Work to complete: Look through the entries below and return all lines including the word "will".

The data:

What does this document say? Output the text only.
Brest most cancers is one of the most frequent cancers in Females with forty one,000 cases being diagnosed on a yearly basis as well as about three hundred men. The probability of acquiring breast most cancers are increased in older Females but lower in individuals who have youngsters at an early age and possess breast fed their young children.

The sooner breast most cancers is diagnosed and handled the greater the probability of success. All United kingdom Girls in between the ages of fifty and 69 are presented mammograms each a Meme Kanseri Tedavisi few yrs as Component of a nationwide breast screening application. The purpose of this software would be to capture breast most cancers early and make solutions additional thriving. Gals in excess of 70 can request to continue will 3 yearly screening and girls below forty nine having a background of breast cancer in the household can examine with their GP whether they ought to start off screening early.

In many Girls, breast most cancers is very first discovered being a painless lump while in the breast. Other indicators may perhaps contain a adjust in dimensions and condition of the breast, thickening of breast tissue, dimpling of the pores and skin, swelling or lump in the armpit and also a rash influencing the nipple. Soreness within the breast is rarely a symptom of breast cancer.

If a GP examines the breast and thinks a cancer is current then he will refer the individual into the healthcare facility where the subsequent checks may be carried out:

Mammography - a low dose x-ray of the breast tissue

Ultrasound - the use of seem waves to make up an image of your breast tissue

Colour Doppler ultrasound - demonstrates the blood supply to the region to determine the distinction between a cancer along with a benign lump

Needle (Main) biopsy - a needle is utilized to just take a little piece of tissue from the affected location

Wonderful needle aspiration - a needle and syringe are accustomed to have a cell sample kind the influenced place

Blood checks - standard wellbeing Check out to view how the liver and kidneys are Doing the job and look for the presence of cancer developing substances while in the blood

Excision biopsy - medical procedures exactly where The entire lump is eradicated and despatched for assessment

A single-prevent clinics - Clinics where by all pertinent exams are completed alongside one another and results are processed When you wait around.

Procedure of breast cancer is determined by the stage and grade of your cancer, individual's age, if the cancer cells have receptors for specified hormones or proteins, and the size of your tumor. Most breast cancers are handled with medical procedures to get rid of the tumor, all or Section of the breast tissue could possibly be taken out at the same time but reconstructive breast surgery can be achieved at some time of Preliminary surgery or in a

Solution for this problem:
The sooner breast most cancers is diagnosed and handled the greater the probability of success. All United kingdom Girls in between the ages of fifty and 69 are presented mammograms each a Meme Kanseri Tedavisi few yrs as Component of a nationwide breast screening application. The purpose of this software would be to capture breast most cancers early and make solutions additional thriving. Gals in excess of 70 can request to continue will 3 yearly screening and girls below forty nine having a background of breast cancer in the household can examine with their GP whether they ought to start off screening early.
If a GP examines the breast and thinks a cancer is current then he will refer the individual into the healthcare facility where the subsequent checks may be carried out:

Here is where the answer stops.